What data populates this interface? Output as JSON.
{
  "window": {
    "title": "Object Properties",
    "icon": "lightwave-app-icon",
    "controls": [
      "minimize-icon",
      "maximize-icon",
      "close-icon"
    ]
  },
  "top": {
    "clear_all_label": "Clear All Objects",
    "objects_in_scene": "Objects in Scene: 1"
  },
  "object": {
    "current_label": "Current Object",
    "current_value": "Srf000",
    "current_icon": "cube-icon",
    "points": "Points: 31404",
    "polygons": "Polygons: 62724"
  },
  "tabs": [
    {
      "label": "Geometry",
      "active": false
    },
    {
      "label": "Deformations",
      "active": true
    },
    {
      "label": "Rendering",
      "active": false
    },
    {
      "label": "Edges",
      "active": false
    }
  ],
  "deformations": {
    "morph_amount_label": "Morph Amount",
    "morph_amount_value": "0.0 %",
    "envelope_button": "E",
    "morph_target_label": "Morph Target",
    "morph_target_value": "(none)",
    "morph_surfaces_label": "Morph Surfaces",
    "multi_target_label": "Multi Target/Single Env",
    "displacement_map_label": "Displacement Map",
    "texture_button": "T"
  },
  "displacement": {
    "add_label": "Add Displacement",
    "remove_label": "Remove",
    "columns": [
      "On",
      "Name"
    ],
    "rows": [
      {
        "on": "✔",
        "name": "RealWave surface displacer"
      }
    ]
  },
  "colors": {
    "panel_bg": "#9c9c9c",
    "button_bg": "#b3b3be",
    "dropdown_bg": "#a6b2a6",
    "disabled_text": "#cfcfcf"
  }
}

====

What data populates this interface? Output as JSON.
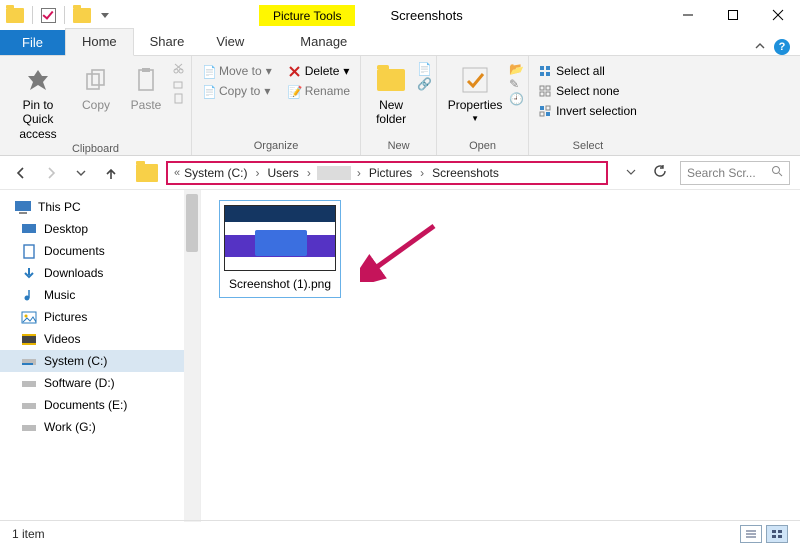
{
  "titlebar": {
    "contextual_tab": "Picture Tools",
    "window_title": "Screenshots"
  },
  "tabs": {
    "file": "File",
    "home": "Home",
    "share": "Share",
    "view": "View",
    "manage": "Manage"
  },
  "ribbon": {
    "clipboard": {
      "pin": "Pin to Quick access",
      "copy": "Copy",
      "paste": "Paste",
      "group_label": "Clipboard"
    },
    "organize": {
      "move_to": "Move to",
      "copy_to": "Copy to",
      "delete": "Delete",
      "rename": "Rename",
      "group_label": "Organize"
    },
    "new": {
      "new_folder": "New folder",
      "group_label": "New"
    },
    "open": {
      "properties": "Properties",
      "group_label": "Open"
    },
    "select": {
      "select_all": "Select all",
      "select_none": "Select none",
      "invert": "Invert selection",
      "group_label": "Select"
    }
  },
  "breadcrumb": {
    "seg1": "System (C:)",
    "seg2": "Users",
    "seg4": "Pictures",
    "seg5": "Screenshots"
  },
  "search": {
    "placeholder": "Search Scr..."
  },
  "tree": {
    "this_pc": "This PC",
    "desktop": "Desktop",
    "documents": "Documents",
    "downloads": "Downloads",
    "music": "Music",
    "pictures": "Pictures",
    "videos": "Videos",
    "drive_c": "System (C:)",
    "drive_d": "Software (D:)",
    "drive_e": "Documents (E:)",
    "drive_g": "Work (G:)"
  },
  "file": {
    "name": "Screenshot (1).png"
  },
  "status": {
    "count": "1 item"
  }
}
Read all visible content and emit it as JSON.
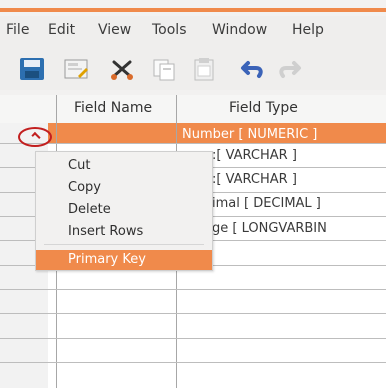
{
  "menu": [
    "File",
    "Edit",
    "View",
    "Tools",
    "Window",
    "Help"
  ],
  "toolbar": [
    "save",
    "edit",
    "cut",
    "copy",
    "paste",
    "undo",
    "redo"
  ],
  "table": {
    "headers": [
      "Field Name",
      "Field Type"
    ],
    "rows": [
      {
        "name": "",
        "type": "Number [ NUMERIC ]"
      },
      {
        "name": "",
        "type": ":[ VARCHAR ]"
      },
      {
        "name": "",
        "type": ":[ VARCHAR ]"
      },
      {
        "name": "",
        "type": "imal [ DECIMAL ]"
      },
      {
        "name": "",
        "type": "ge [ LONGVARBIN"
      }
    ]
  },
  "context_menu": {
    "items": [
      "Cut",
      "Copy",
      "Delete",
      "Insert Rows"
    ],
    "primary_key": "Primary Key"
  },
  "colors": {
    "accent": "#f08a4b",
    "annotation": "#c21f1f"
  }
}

====

WHAT YOU NEED TO DO.
Which lines hold the word "Tools"? Copy every one of them.

RESULT FOR THIS TASK.
    "contextual_tab": "Picture Tools",
    "Tools",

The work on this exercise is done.